▶ **WORK TO DO**
Print all the entries verbatim.

▶ **DATASET RECORDS**

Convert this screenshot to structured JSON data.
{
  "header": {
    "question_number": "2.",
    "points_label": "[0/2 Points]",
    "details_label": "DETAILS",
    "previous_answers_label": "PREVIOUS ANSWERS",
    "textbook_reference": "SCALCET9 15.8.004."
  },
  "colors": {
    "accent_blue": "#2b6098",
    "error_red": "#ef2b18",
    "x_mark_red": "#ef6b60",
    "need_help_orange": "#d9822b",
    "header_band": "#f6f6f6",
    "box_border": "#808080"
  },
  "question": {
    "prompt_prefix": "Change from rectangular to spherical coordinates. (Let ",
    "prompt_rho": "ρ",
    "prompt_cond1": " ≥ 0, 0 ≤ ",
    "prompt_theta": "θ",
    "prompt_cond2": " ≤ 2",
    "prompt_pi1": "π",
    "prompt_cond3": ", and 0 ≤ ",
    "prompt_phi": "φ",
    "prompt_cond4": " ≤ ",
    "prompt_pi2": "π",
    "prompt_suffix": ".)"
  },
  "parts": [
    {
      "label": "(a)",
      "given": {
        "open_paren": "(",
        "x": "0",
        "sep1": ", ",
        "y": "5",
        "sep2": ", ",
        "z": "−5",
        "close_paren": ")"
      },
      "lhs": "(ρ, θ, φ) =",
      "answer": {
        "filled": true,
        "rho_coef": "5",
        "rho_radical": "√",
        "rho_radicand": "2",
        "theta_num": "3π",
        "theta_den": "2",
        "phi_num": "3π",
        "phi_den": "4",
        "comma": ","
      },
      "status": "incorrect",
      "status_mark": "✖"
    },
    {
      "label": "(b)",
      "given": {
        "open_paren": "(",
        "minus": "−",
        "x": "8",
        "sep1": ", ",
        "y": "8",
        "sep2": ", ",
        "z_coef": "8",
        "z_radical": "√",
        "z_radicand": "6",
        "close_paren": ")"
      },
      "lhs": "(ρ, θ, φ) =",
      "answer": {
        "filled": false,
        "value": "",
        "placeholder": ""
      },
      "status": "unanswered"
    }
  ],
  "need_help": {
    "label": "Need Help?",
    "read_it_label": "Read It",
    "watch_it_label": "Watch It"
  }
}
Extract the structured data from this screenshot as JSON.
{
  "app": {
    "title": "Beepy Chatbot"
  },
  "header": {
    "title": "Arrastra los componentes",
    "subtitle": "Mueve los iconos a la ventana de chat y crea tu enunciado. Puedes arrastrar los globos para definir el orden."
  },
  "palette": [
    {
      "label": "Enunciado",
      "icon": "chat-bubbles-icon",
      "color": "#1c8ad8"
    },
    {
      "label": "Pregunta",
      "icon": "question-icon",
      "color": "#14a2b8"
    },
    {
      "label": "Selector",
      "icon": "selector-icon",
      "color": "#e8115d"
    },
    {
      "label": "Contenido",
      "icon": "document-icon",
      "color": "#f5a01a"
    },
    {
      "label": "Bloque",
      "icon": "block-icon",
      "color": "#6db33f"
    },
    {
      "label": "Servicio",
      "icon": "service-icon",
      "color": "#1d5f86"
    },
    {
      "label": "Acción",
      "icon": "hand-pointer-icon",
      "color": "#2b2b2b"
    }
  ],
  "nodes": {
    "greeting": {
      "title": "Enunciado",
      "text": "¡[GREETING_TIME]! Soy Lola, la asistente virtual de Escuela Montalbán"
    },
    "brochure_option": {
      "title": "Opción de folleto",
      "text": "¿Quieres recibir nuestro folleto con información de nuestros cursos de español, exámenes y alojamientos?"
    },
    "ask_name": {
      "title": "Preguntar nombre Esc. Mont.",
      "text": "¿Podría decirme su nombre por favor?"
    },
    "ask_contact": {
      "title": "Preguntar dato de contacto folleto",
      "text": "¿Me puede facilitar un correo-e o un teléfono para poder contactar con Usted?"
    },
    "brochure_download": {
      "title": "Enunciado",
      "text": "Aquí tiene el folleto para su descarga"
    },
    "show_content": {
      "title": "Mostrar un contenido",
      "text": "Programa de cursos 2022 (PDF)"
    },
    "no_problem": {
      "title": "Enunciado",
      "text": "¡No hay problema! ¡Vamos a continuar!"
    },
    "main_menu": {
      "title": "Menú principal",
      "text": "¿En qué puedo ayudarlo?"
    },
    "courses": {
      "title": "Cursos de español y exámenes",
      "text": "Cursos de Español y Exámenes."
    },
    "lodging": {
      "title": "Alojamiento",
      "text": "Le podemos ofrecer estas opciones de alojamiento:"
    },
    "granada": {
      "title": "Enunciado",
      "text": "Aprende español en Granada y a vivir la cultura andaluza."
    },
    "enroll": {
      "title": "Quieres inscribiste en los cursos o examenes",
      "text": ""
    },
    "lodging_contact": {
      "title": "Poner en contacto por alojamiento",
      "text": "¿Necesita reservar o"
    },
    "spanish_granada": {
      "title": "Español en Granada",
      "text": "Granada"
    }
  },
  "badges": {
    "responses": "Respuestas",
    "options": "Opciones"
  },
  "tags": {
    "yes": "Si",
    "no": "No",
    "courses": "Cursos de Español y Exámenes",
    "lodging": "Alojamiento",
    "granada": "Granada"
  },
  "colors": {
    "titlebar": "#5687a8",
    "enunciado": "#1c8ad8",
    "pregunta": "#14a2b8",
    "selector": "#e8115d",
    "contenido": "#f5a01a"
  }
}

▶ **RESPONSE TO THE TASK**
Convert this screenshot to structured JSON data.
{
  "header": {
    "question_number": "2.",
    "points_label": "[0/2 Points]",
    "details_label": "DETAILS",
    "previous_answers_label": "PREVIOUS ANSWERS",
    "textbook_reference": "SCALCET9 15.8.004."
  },
  "colors": {
    "accent_blue": "#2b6098",
    "error_red": "#ef2b18",
    "x_mark_red": "#ef6b60",
    "need_help_orange": "#d9822b",
    "header_band": "#f6f6f6",
    "box_border": "#808080"
  },
  "question": {
    "prompt_prefix": "Change from rectangular to spherical coordinates. (Let ",
    "prompt_rho": "ρ",
    "prompt_cond1": " ≥ 0, 0 ≤ ",
    "prompt_theta": "θ",
    "prompt_cond2": " ≤ 2",
    "prompt_pi1": "π",
    "prompt_cond3": ", and 0 ≤ ",
    "prompt_phi": "φ",
    "prompt_cond4": " ≤ ",
    "prompt_pi2": "π",
    "prompt_suffix": ".)"
  },
  "parts": [
    {
      "label": "(a)",
      "given": {
        "open_paren": "(",
        "x": "0",
        "sep1": ", ",
        "y": "5",
        "sep2": ", ",
        "z": "−5",
        "close_paren": ")"
      },
      "lhs": "(ρ, θ, φ) =",
      "answer": {
        "filled": true,
        "rho_coef": "5",
        "rho_radical": "√",
        "rho_radicand": "2",
        "theta_num": "3π",
        "theta_den": "2",
        "phi_num": "3π",
        "phi_den": "4",
        "comma": ","
      },
      "status": "incorrect",
      "status_mark": "✖"
    },
    {
      "label": "(b)",
      "given": {
        "open_paren": "(",
        "minus": "−",
        "x": "8",
        "sep1": ", ",
        "y": "8",
        "sep2": ", ",
        "z_coef": "8",
        "z_radical": "√",
        "z_radicand": "6",
        "close_paren": ")"
      },
      "lhs": "(ρ, θ, φ) =",
      "answer": {
        "filled": false,
        "value": "",
        "placeholder": ""
      },
      "status": "unanswered"
    }
  ],
  "need_help": {
    "label": "Need Help?",
    "read_it_label": "Read It",
    "watch_it_label": "Watch It"
  }
}
Extract the structured data from this screenshot as JSON.
{
  "app": {
    "title": "Beepy Chatbot"
  },
  "header": {
    "title": "Arrastra los componentes",
    "subtitle": "Mueve los iconos a la ventana de chat y crea tu enunciado. Puedes arrastrar los globos para definir el orden."
  },
  "palette": [
    {
      "label": "Enunciado",
      "icon": "chat-bubbles-icon",
      "color": "#1c8ad8"
    },
    {
      "label": "Pregunta",
      "icon": "question-icon",
      "color": "#14a2b8"
    },
    {
      "label": "Selector",
      "icon": "selector-icon",
      "color": "#e8115d"
    },
    {
      "label": "Contenido",
      "icon": "document-icon",
      "color": "#f5a01a"
    },
    {
      "label": "Bloque",
      "icon": "block-icon",
      "color": "#6db33f"
    },
    {
      "label": "Servicio",
      "icon": "service-icon",
      "color": "#1d5f86"
    },
    {
      "label": "Acción",
      "icon": "hand-pointer-icon",
      "color": "#2b2b2b"
    }
  ],
  "nodes": {
    "greeting": {
      "title": "Enunciado",
      "text": "¡[GREETING_TIME]! Soy Lola, la asistente virtual de Escuela Montalbán"
    },
    "brochure_option": {
      "title": "Opción de folleto",
      "text": "¿Quieres recibir nuestro folleto con información de nuestros cursos de español, exámenes y alojamientos?"
    },
    "ask_name": {
      "title": "Preguntar nombre Esc. Mont.",
      "text": "¿Podría decirme su nombre por favor?"
    },
    "ask_contact": {
      "title": "Preguntar dato de contacto folleto",
      "text": "¿Me puede facilitar un correo-e o un teléfono para poder contactar con Usted?"
    },
    "brochure_download": {
      "title": "Enunciado",
      "text": "Aquí tiene el folleto para su descarga"
    },
    "show_content": {
      "title": "Mostrar un contenido",
      "text": "Programa de cursos 2022 (PDF)"
    },
    "no_problem": {
      "title": "Enunciado",
      "text": "¡No hay problema! ¡Vamos a continuar!"
    },
    "main_menu": {
      "title": "Menú principal",
      "text": "¿En qué puedo ayudarlo?"
    },
    "courses": {
      "title": "Cursos de español y exámenes",
      "text": "Cursos de Español y Exámenes."
    },
    "lodging": {
      "title": "Alojamiento",
      "text": "Le podemos ofrecer estas opciones de alojamiento:"
    },
    "granada": {
      "title": "Enunciado",
      "text": "Aprende español en Granada y a vivir la cultura andaluza."
    },
    "enroll": {
      "title": "Quieres inscribiste en los cursos o examenes",
      "text": ""
    },
    "lodging_contact": {
      "title": "Poner en contacto por alojamiento",
      "text": "¿Necesita reservar o"
    },
    "spanish_granada": {
      "title": "Español en Granada",
      "text": "Granada"
    }
  },
  "badges": {
    "responses": "Respuestas",
    "options": "Opciones"
  },
  "tags": {
    "yes": "Si",
    "no": "No",
    "courses": "Cursos de Español y Exámenes",
    "lodging": "Alojamiento",
    "granada": "Granada"
  },
  "colors": {
    "titlebar": "#5687a8",
    "enunciado": "#1c8ad8",
    "pregunta": "#14a2b8",
    "selector": "#e8115d",
    "contenido": "#f5a01a"
  }
}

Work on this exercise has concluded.